## PROBLEM TO WORK ON:
Collect each line containing "ПОСЛЕ".
----- THE DATA
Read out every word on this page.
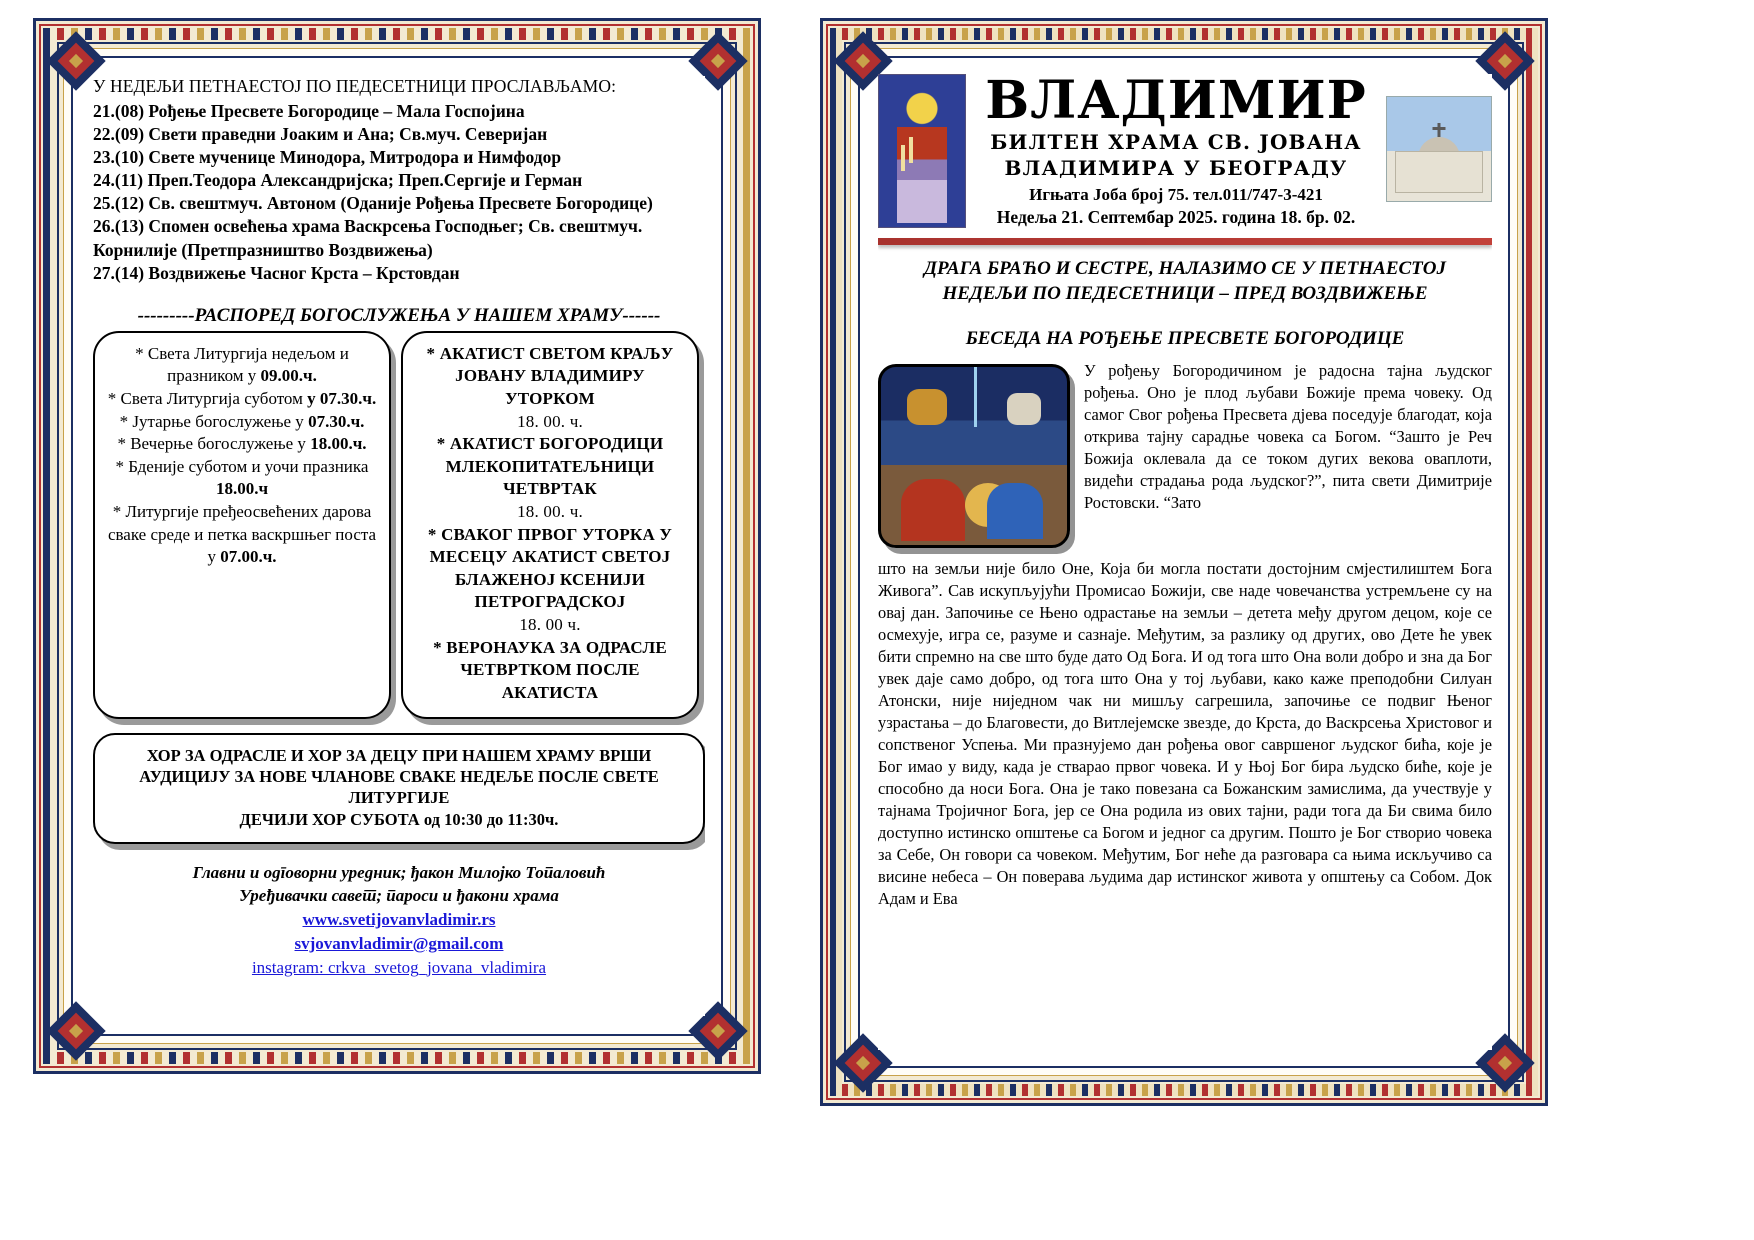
У НЕДЕЉИ ПЕТНАЕСТОЈ ПО ПЕДЕСЕТНИЦИ ПРОСЛАВЉАМО:

21.(08) Рођење Пресвете Богородице – Мала Госпојина
22.(09) Свети праведни Јоаким и Ана; Св.муч. Северијан
23.(10) Свете мученице Минодора, Митродора и Нимфодор
24.(11) Преп.Теодора Александријска; Преп.Сергије и Герман
25.(12) Св. свештмуч. Автоном (Оданије Рођења Пресвете Богородице)
26.(13) Спомен освећења храма Васкрсења Господњег; Св. свештмуч.
Корнилије (Претпразништво Воздвижења)
27.(14) Воздвижење Часног Крста – Крстовдан
---------РАСПОРЕД БОГОСЛУЖЕЊА У НАШЕМ ХРАМУ------

* Света Литургија недељом и празником у 09.00.ч.

* Света Литургија суботом у 07.30.ч.

* Јутарње богослужење у 07.30.ч.

* Вечерње богослужење у 18.00.ч.

* Бденије суботом и уочи празника 18.00.ч

* Литургије пређеосвећених дарова сваке среде и петка васкршњег поста у 07.00.ч.

* АКАТИСТ СВЕТОМ КРАЉУ ЈОВАНУ ВЛАДИМИРУ УТОРКОМ

18. 00. ч.

* АКАТИСТ БОГОРОДИЦИ МЛЕКОПИТАТЕЉНИЦИ ЧЕТВРТАК

18. 00. ч.

* СВАКОГ ПРВОГ УТОРКА У МЕСЕЦУ АКАТИСТ СВЕТОЈ БЛАЖЕНОЈ КСЕНИЈИ ПЕТРОГРАДСКОЈ

18. 00 ч.

* ВЕРОНАУКА ЗА ОДРАСЛЕ ЧЕТВРТКОМ ПОСЛЕ АКАТИСТА

ХОР ЗА ОДРАСЛЕ И ХОР ЗА ДЕЦУ ПРИ НАШЕМ ХРАМУ ВРШИ

АУДИЦИЈУ ЗА НОВЕ ЧЛАНОВЕ СВАКЕ НЕДЕЉЕ ПОСЛЕ СВЕТЕ

ЛИТУРГИЈЕ

ДЕЧИЈИ ХОР СУБОТА од 10:30 до 11:30ч.

Главни и одговорни уредник; ђакон Милојко Топаловић
Уређивачки савет; пароси и ђакони храма
www.svetijovanvladimir.rs
svjovanvladimir@gmail.com
instagram: crkva_svetog_jovana_vladimira

ВЛАДИМИР

БИЛТЕН ХРАМА СВ. ЈОВАНА

ВЛАДИМИРА У БЕОГРАДУ

Игњата Јоба број 75. тел.011/747-3-421

Недеља 21. Септембар 2025. година 18. бр. 02.

ДРАГА БРАЋО И СЕСТРЕ, НАЛАЗИМО СЕ У ПЕТНАЕСТОЈ

НЕДЕЉИ ПО ПЕДЕСЕТНИЦИ – ПРЕД ВОЗДВИЖЕЊЕ

БЕСЕДА НА РОЂЕЊЕ ПРЕСВЕТЕ БОГОРОДИЦЕ

У рођењу Богородичином је радосна тајна људског рођења. Оно је плод љубави Божије према човеку. Од самог Свог рођења Пресвета дјева поседује благодат, која открива тајну сарадње човека са Богом. “Зашто је Реч Божија оклевала да се током дугих векова оваплоти, видећи страдања рода људског?”, пита свети Димитрије Ростовски. “Зато

што на земљи није било Оне, Која би могла постати достојним смјестилиштем Бога Живога”. Сав искупљујући Промисао Божији, све наде човечанства устремљене су на овај дан. Започиње се Њено одрастање на земљи – детета међу другом децом, које се осмехује, игра се, разуме и сазнаје. Међутим, за разлику од других, ово Дете ће увек бити спремно на све што буде дато Од Бога. И од тога што Она воли добро и зна да Бог увек даје само добро, од тога што Она у тој љубави, како каже преподобни Силуан Атонски, није ниједном чак ни мишљу сагрешила, започиње се подвиг Њеног узрастања – до Благовести, до Витлејемске звезде, до Крста, до Васкрсења Христовог и сопственог Успења. Ми празнујемо дан рођења овог савршеног људског бића, које је Бог имао у виду, када је стварао првог човека. И у Њој Бог бира људско биће, које је способно да носи Бога. Она је тако повезана са Божанским замислима, да учествује у тајнама Тројичног Бога, јер се Она родила из ових тајни, ради тога да Би свима било доступно истинско општење са Богом и једног са другим. Пошто је Бог створио човека за Себе, Он говори са човеком. Међутим, Бог неће да разговара са њима искључиво са висине небеса – Он поверава људима дар истинског живота у општењу са Собом. Док Адам и Ева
----------
## PROBLEM SOLUTION:
* ВЕРОНАУКА ЗА ОДРАСЛЕ ЧЕТВРТКОМ ПОСЛЕ АКАТИСТА
АУДИЦИЈУ ЗА НОВЕ ЧЛАНОВЕ СВАКЕ НЕДЕЉЕ ПОСЛЕ СВЕТЕ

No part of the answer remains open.